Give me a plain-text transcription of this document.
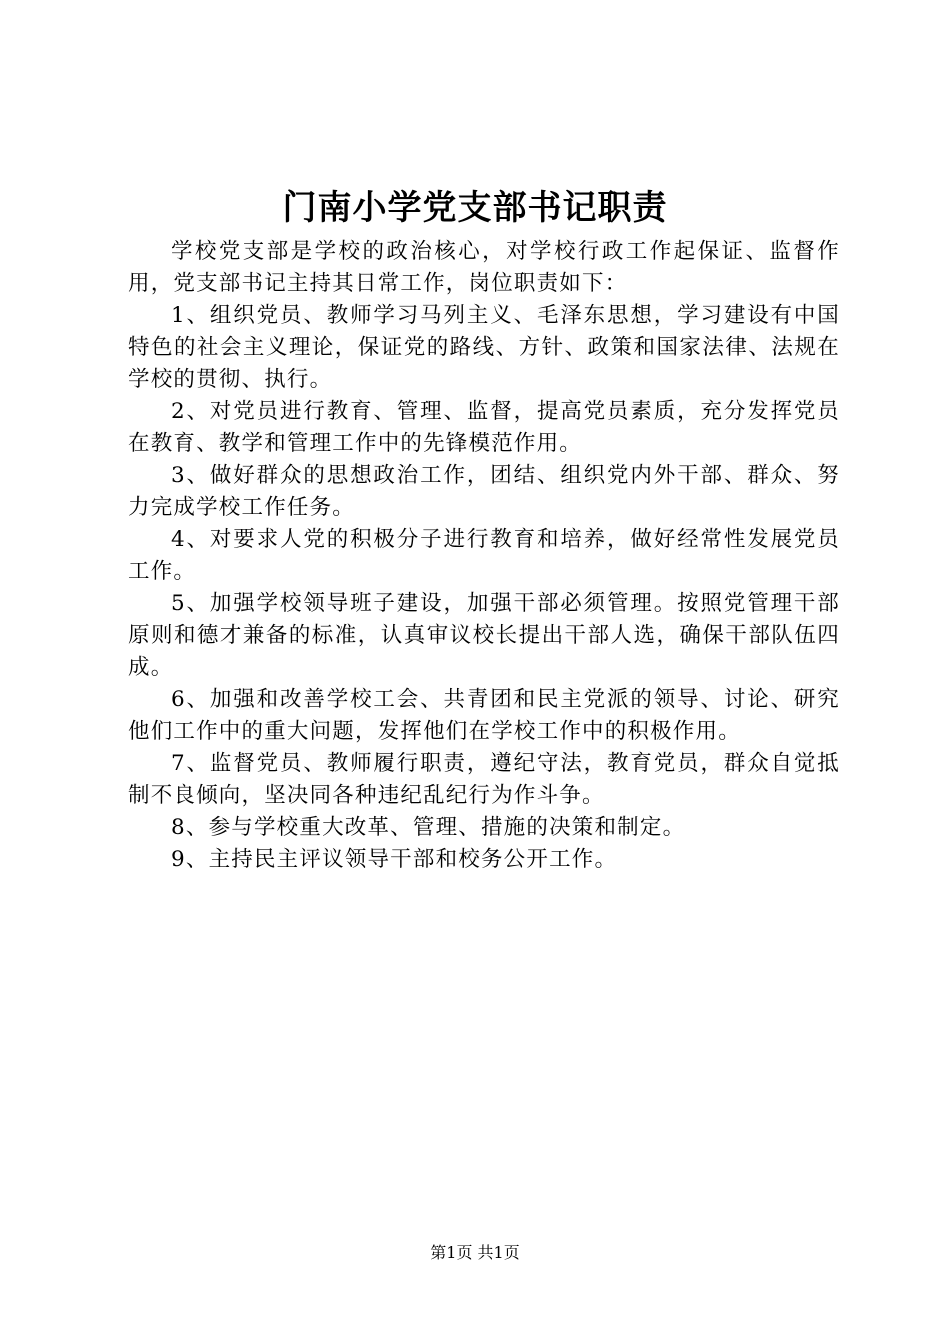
门南小学党支部书记职责

学校党支部是学校的政治核心，对学校行政工作起保证、监督作用，党支部书记主持其日常工作，岗位职责如下：

1、组织党员、教师学习马列主义、毛泽东思想，学习建设有中国特色的社会主义理论，保证党的路线、方针、政策和国家法律、法规在学校的贯彻、执行。

2、对党员进行教育、管理、监督，提高党员素质，充分发挥党员在教育、教学和管理工作中的先锋模范作用。

3、做好群众的思想政治工作，团结、组织党内外干部、群众、努力完成学校工作任务。

4、对要求人党的积极分子进行教育和培养，做好经常性发展党员工作。

5、加强学校领导班子建设，加强干部必须管理。按照党管理干部原则和德才兼备的标准，认真审议校长提出干部人选，确保干部队伍四成。

6、加强和改善学校工会、共青团和民主党派的领导、讨论、研究他们工作中的重大问题，发挥他们在学校工作中的积极作用。

7、监督党员、教师履行职责，遵纪守法，教育党员，群众自觉抵制不良倾向，坚决同各种违纪乱纪行为作斗争。

8、参与学校重大改革、管理、措施的决策和制定。

9、主持民主评议领导干部和校务公开工作。

第1页 共1页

• [Brief]:
Copy every entry word for word, but omit the pictures.

• [Written solution]:
Give me a plain-text transcription of this document.
门南小学党支部书记职责

学校党支部是学校的政治核心，对学校行政工作起保证、监督作用，党支部书记主持其日常工作，岗位职责如下：

1、组织党员、教师学习马列主义、毛泽东思想，学习建设有中国特色的社会主义理论，保证党的路线、方针、政策和国家法律、法规在学校的贯彻、执行。

2、对党员进行教育、管理、监督，提高党员素质，充分发挥党员在教育、教学和管理工作中的先锋模范作用。

3、做好群众的思想政治工作，团结、组织党内外干部、群众、努力完成学校工作任务。

4、对要求人党的积极分子进行教育和培养，做好经常性发展党员工作。

5、加强学校领导班子建设，加强干部必须管理。按照党管理干部原则和德才兼备的标准，认真审议校长提出干部人选，确保干部队伍四成。

6、加强和改善学校工会、共青团和民主党派的领导、讨论、研究他们工作中的重大问题，发挥他们在学校工作中的积极作用。

7、监督党员、教师履行职责，遵纪守法，教育党员，群众自觉抵制不良倾向，坚决同各种违纪乱纪行为作斗争。

8、参与学校重大改革、管理、措施的决策和制定。

9、主持民主评议领导干部和校务公开工作。

第1页 共1页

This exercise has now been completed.